• WORK REQUIRED:
From the listing below, select every line where the word "Politiche" appears.

• MATERIAL FOR THIS EXERCISE:
++++++
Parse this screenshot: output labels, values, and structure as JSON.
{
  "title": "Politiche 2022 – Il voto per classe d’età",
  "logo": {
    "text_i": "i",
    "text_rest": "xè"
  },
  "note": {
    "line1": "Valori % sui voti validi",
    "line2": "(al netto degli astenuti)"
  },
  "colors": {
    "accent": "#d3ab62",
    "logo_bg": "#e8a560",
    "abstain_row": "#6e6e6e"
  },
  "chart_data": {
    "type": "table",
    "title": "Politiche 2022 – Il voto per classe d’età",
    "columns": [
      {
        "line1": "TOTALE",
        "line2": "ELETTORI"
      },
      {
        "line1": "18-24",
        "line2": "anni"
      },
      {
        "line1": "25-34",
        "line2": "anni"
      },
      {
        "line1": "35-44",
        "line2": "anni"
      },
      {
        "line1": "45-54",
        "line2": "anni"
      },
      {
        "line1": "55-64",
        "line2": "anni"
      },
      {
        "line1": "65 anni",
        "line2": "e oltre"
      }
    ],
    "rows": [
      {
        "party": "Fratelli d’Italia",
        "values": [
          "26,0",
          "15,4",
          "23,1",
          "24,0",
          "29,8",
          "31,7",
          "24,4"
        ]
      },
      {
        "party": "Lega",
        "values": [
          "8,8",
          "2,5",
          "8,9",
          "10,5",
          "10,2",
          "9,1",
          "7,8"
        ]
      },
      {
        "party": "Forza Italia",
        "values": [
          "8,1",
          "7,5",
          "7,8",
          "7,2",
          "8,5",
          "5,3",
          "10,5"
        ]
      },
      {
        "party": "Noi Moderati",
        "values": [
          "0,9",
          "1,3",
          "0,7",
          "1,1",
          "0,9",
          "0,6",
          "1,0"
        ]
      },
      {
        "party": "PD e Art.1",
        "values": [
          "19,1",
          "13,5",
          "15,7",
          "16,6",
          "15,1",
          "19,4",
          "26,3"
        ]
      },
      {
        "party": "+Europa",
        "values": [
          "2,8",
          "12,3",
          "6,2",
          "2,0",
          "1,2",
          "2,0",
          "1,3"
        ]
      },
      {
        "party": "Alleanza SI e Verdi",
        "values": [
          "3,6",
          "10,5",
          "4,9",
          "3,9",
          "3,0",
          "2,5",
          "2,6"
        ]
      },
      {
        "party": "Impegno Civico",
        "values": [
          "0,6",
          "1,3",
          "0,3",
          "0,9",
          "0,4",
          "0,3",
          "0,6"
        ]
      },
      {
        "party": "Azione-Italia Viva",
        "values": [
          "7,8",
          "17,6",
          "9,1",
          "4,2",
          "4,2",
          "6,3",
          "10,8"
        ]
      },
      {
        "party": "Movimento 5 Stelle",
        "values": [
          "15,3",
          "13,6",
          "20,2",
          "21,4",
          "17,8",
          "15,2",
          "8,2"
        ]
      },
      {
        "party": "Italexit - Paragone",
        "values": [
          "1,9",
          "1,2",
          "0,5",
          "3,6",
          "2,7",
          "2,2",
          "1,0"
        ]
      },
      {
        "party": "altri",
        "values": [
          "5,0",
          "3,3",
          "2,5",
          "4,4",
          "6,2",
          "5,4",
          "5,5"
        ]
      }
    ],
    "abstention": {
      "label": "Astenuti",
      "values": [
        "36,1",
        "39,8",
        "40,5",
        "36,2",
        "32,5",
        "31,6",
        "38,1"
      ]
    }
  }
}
++++++
• RIGHT ANSWER:
  "title": "Politiche 2022 – Il voto per classe d’età",
    "title": "Politiche 2022 – Il voto per classe d’età",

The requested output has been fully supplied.